--- start ---

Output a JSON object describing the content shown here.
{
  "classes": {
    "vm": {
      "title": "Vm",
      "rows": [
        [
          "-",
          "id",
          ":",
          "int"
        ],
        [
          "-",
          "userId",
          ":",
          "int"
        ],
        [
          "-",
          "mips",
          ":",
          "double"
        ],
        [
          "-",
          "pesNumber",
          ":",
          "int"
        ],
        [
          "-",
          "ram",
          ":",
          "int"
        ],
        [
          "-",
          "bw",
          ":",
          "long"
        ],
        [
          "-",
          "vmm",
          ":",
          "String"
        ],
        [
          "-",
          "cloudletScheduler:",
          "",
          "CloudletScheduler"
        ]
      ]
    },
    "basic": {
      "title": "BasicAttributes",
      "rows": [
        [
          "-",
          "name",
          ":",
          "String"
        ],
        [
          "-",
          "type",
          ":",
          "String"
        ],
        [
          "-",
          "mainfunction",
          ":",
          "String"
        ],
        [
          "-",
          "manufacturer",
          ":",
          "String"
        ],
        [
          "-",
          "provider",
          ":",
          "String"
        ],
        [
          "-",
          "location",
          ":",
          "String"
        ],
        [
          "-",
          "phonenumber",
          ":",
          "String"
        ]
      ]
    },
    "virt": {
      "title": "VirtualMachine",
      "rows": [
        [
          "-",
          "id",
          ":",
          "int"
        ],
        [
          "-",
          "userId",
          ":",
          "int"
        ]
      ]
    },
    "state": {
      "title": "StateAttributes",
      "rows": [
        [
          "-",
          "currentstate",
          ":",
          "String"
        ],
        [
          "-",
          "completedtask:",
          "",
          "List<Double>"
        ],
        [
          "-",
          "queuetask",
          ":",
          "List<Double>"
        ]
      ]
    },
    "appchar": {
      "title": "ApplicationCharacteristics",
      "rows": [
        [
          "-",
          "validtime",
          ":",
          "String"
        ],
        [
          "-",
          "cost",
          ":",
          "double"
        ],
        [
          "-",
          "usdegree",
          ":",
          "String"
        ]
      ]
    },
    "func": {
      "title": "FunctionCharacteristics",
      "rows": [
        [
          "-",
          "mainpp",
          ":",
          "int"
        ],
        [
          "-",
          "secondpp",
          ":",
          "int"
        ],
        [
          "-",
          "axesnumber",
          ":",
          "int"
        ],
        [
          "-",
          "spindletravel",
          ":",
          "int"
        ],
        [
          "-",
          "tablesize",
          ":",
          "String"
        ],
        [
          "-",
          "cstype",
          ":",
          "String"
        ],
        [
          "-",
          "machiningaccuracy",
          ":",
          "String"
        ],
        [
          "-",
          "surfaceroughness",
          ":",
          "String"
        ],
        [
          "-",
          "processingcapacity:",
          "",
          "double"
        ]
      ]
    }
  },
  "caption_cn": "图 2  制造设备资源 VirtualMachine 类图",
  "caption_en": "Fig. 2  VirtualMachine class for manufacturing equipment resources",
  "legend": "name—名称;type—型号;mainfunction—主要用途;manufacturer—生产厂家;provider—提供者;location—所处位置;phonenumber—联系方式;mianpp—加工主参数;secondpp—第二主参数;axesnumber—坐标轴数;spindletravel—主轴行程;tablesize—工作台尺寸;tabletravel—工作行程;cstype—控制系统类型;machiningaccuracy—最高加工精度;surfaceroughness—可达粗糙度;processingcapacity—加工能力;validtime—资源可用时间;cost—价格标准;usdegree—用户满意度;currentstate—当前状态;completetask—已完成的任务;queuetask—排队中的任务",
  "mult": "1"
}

--- end ---

§ REQUIRED WORK
Extract all of the data above and output it character for character.

§ TASK SOLUTION
Output a JSON object describing the content shown here.
{
  "classes": {
    "vm": {
      "title": "Vm",
      "rows": [
        [
          "-",
          "id",
          ":",
          "int"
        ],
        [
          "-",
          "userId",
          ":",
          "int"
        ],
        [
          "-",
          "mips",
          ":",
          "double"
        ],
        [
          "-",
          "pesNumber",
          ":",
          "int"
        ],
        [
          "-",
          "ram",
          ":",
          "int"
        ],
        [
          "-",
          "bw",
          ":",
          "long"
        ],
        [
          "-",
          "vmm",
          ":",
          "String"
        ],
        [
          "-",
          "cloudletScheduler:",
          "",
          "CloudletScheduler"
        ]
      ]
    },
    "basic": {
      "title": "BasicAttributes",
      "rows": [
        [
          "-",
          "name",
          ":",
          "String"
        ],
        [
          "-",
          "type",
          ":",
          "String"
        ],
        [
          "-",
          "mainfunction",
          ":",
          "String"
        ],
        [
          "-",
          "manufacturer",
          ":",
          "String"
        ],
        [
          "-",
          "provider",
          ":",
          "String"
        ],
        [
          "-",
          "location",
          ":",
          "String"
        ],
        [
          "-",
          "phonenumber",
          ":",
          "String"
        ]
      ]
    },
    "virt": {
      "title": "VirtualMachine",
      "rows": [
        [
          "-",
          "id",
          ":",
          "int"
        ],
        [
          "-",
          "userId",
          ":",
          "int"
        ]
      ]
    },
    "state": {
      "title": "StateAttributes",
      "rows": [
        [
          "-",
          "currentstate",
          ":",
          "String"
        ],
        [
          "-",
          "completedtask:",
          "",
          "List<Double>"
        ],
        [
          "-",
          "queuetask",
          ":",
          "List<Double>"
        ]
      ]
    },
    "appchar": {
      "title": "ApplicationCharacteristics",
      "rows": [
        [
          "-",
          "validtime",
          ":",
          "String"
        ],
        [
          "-",
          "cost",
          ":",
          "double"
        ],
        [
          "-",
          "usdegree",
          ":",
          "String"
        ]
      ]
    },
    "func": {
      "title": "FunctionCharacteristics",
      "rows": [
        [
          "-",
          "mainpp",
          ":",
          "int"
        ],
        [
          "-",
          "secondpp",
          ":",
          "int"
        ],
        [
          "-",
          "axesnumber",
          ":",
          "int"
        ],
        [
          "-",
          "spindletravel",
          ":",
          "int"
        ],
        [
          "-",
          "tablesize",
          ":",
          "String"
        ],
        [
          "-",
          "cstype",
          ":",
          "String"
        ],
        [
          "-",
          "machiningaccuracy",
          ":",
          "String"
        ],
        [
          "-",
          "surfaceroughness",
          ":",
          "String"
        ],
        [
          "-",
          "processingcapacity:",
          "",
          "double"
        ]
      ]
    }
  },
  "caption_cn": "图 2  制造设备资源 VirtualMachine 类图",
  "caption_en": "Fig. 2  VirtualMachine class for manufacturing equipment resources",
  "legend": "name—名称;type—型号;mainfunction—主要用途;manufacturer—生产厂家;provider—提供者;location—所处位置;phonenumber—联系方式;mianpp—加工主参数;secondpp—第二主参数;axesnumber—坐标轴数;spindletravel—主轴行程;tablesize—工作台尺寸;tabletravel—工作行程;cstype—控制系统类型;machiningaccuracy—最高加工精度;surfaceroughness—可达粗糙度;processingcapacity—加工能力;validtime—资源可用时间;cost—价格标准;usdegree—用户满意度;currentstate—当前状态;completetask—已完成的任务;queuetask—排队中的任务",
  "mult": "1"
}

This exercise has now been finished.